START SOURCE RECORDS
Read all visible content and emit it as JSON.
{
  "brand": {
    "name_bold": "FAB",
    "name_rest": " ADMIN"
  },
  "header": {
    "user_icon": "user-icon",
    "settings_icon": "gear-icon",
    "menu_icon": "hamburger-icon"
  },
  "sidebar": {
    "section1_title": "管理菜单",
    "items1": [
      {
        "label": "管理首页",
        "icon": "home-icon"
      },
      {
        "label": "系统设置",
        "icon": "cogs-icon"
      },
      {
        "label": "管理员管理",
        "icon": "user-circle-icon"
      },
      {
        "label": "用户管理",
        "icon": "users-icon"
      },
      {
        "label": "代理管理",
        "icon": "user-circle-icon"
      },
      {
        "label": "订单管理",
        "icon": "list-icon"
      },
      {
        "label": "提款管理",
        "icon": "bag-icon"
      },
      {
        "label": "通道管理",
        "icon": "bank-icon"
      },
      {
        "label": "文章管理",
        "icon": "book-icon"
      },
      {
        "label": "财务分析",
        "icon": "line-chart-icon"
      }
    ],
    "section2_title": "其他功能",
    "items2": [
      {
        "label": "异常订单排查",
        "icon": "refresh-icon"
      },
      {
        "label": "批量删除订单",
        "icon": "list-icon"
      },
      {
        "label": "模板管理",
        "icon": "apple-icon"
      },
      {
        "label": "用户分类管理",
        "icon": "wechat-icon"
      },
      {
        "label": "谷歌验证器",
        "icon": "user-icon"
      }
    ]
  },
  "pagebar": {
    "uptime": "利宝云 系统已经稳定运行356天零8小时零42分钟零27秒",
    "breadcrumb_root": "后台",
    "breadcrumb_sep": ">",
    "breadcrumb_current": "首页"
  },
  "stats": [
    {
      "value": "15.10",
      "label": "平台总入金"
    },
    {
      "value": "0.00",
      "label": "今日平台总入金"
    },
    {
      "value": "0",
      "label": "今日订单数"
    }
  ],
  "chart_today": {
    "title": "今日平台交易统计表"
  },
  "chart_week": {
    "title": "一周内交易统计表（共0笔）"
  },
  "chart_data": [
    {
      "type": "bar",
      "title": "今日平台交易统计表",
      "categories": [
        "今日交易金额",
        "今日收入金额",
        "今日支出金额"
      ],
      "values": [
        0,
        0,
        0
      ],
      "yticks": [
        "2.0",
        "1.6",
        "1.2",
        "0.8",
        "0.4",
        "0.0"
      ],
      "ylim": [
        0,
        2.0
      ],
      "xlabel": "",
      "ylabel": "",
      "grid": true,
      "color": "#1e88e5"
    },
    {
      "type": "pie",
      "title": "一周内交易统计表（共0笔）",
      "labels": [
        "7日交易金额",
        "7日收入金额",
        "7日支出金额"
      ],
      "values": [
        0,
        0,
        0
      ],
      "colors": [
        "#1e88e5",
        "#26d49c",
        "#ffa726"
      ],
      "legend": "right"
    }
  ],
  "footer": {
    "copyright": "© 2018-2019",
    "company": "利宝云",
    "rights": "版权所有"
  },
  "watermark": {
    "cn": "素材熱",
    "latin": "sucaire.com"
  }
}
END SOURCE RECORDS
__TASK DETAILS__
Each line must be given again exactly as written above.

__SOLUTION FOR THIS TASK__
Read all visible content and emit it as JSON.
{
  "brand": {
    "name_bold": "FAB",
    "name_rest": " ADMIN"
  },
  "header": {
    "user_icon": "user-icon",
    "settings_icon": "gear-icon",
    "menu_icon": "hamburger-icon"
  },
  "sidebar": {
    "section1_title": "管理菜单",
    "items1": [
      {
        "label": "管理首页",
        "icon": "home-icon"
      },
      {
        "label": "系统设置",
        "icon": "cogs-icon"
      },
      {
        "label": "管理员管理",
        "icon": "user-circle-icon"
      },
      {
        "label": "用户管理",
        "icon": "users-icon"
      },
      {
        "label": "代理管理",
        "icon": "user-circle-icon"
      },
      {
        "label": "订单管理",
        "icon": "list-icon"
      },
      {
        "label": "提款管理",
        "icon": "bag-icon"
      },
      {
        "label": "通道管理",
        "icon": "bank-icon"
      },
      {
        "label": "文章管理",
        "icon": "book-icon"
      },
      {
        "label": "财务分析",
        "icon": "line-chart-icon"
      }
    ],
    "section2_title": "其他功能",
    "items2": [
      {
        "label": "异常订单排查",
        "icon": "refresh-icon"
      },
      {
        "label": "批量删除订单",
        "icon": "list-icon"
      },
      {
        "label": "模板管理",
        "icon": "apple-icon"
      },
      {
        "label": "用户分类管理",
        "icon": "wechat-icon"
      },
      {
        "label": "谷歌验证器",
        "icon": "user-icon"
      }
    ]
  },
  "pagebar": {
    "uptime": "利宝云 系统已经稳定运行356天零8小时零42分钟零27秒",
    "breadcrumb_root": "后台",
    "breadcrumb_sep": ">",
    "breadcrumb_current": "首页"
  },
  "stats": [
    {
      "value": "15.10",
      "label": "平台总入金"
    },
    {
      "value": "0.00",
      "label": "今日平台总入金"
    },
    {
      "value": "0",
      "label": "今日订单数"
    }
  ],
  "chart_today": {
    "title": "今日平台交易统计表"
  },
  "chart_week": {
    "title": "一周内交易统计表（共0笔）"
  },
  "chart_data": [
    {
      "type": "bar",
      "title": "今日平台交易统计表",
      "categories": [
        "今日交易金额",
        "今日收入金额",
        "今日支出金额"
      ],
      "values": [
        0,
        0,
        0
      ],
      "yticks": [
        "2.0",
        "1.6",
        "1.2",
        "0.8",
        "0.4",
        "0.0"
      ],
      "ylim": [
        0,
        2.0
      ],
      "xlabel": "",
      "ylabel": "",
      "grid": true,
      "color": "#1e88e5"
    },
    {
      "type": "pie",
      "title": "一周内交易统计表（共0笔）",
      "labels": [
        "7日交易金额",
        "7日收入金额",
        "7日支出金额"
      ],
      "values": [
        0,
        0,
        0
      ],
      "colors": [
        "#1e88e5",
        "#26d49c",
        "#ffa726"
      ],
      "legend": "right"
    }
  ],
  "footer": {
    "copyright": "© 2018-2019",
    "company": "利宝云",
    "rights": "版权所有"
  },
  "watermark": {
    "cn": "素材熱",
    "latin": "sucaire.com"
  }
}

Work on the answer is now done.